# WHAT YOU WILL DO:
Rewrite the lines below with every "Baixo viés" changed to "Low bias" and nothing else altered, leaving the picture out.

>> Start

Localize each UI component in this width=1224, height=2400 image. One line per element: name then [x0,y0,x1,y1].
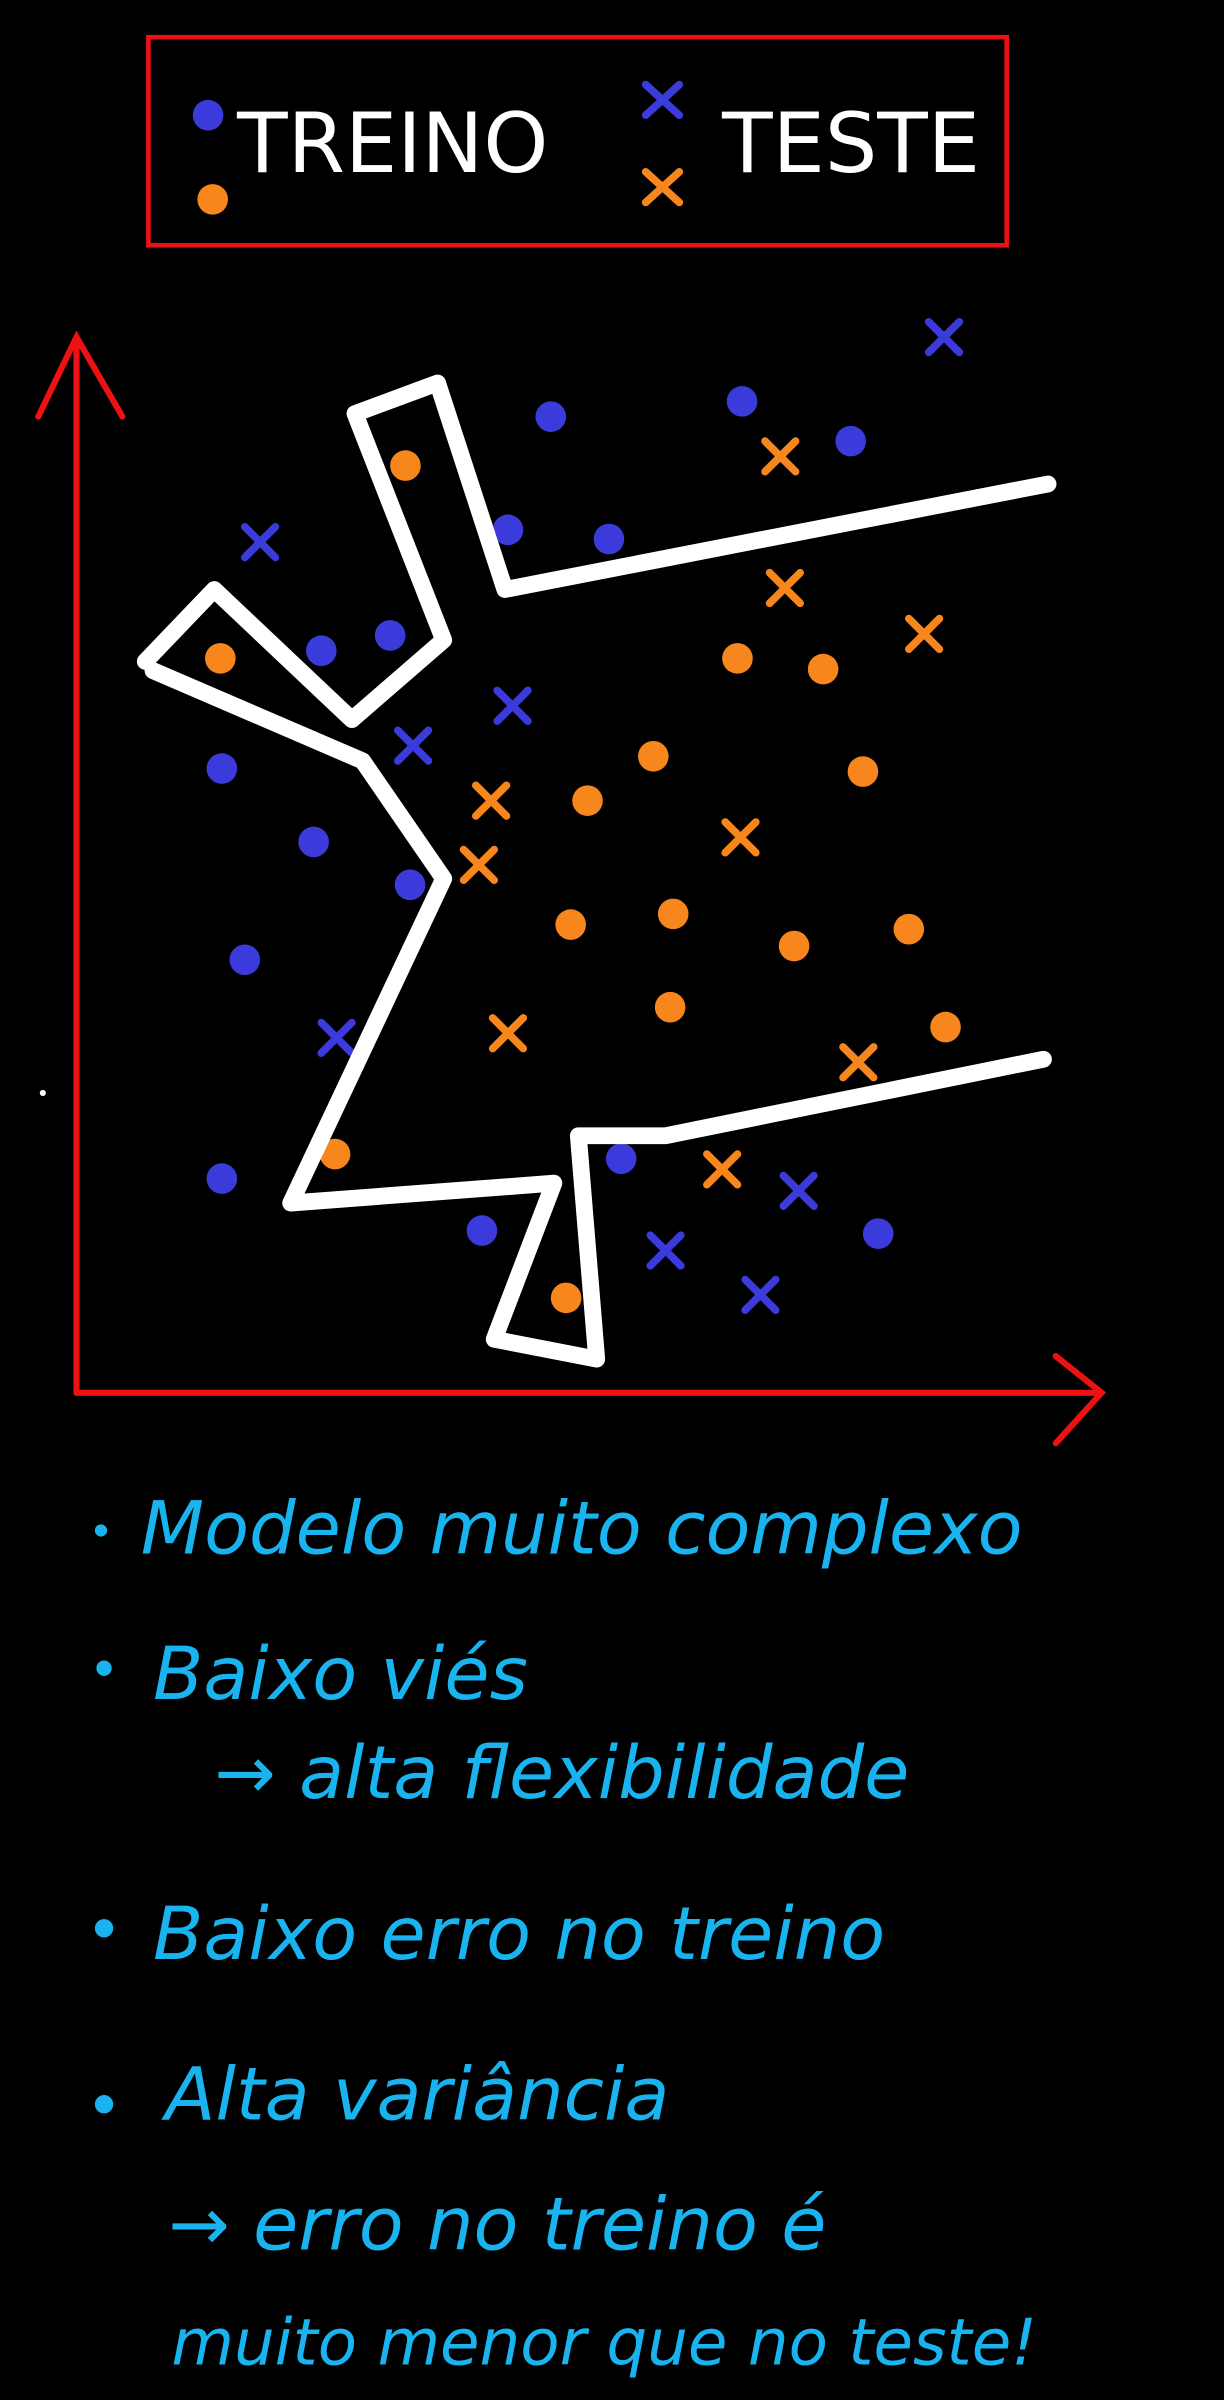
legend-train-label: TREINO [236,96,548,192]
note: Baixo erro no treino [153,1892,885,1977]
train-points [205,386,961,1314]
note: muito menor que no teste! [171,2305,1037,2380]
note: Alta variância [161,2053,669,2138]
axes [35,330,1107,1447]
note: Baixo viés [153,1632,528,1717]
decision-boundary [136,374,1057,1368]
legend-train-blue [192,99,224,131]
legend-test-label: TESTE [721,96,980,192]
notes: Modelo muito complexo Baixo viés → alta … [94,1486,1037,2380]
legend-box [146,34,1010,248]
dot [39,1089,46,1096]
legend: TREINO TESTE [146,34,1010,248]
legend-train-orange [197,184,228,215]
note: → alta flexibilidade [214,1731,909,1816]
note: Modelo muito complexo [141,1486,1023,1571]
test-points [240,317,964,1314]
legend-test-blue [641,80,684,120]
note: → erro no treino é [168,2183,826,2268]
legend-test-orange [641,168,684,207]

>> End

# TASK ANSWER:
Localize each UI component in this width=1224, height=2400 image. One line per element: name then [x0,y0,x1,y1].
legend-train-label: TREINO [236,96,548,192]
note: Baixo erro no treino [153,1892,885,1977]
train-points [205,386,961,1314]
note: muito menor que no teste! [171,2305,1037,2380]
note: Alta variância [161,2053,669,2138]
axes [35,330,1107,1447]
note: Low bias [153,1632,528,1717]
decision-boundary [136,374,1057,1368]
legend-train-blue [192,99,224,131]
legend-test-label: TESTE [721,96,980,192]
notes: Modelo muito complexo Low bias → alta … [94,1486,1037,2380]
legend-box [146,34,1010,248]
dot [39,1089,46,1096]
legend: TREINO TESTE [146,34,1010,248]
legend-train-orange [197,184,228,215]
note: → alta flexibilidade [214,1731,909,1816]
note: Modelo muito complexo [141,1486,1023,1571]
test-points [240,317,964,1314]
legend-test-blue [641,80,684,120]
note: → erro no treino é [168,2183,826,2268]
legend-test-orange [641,168,684,207]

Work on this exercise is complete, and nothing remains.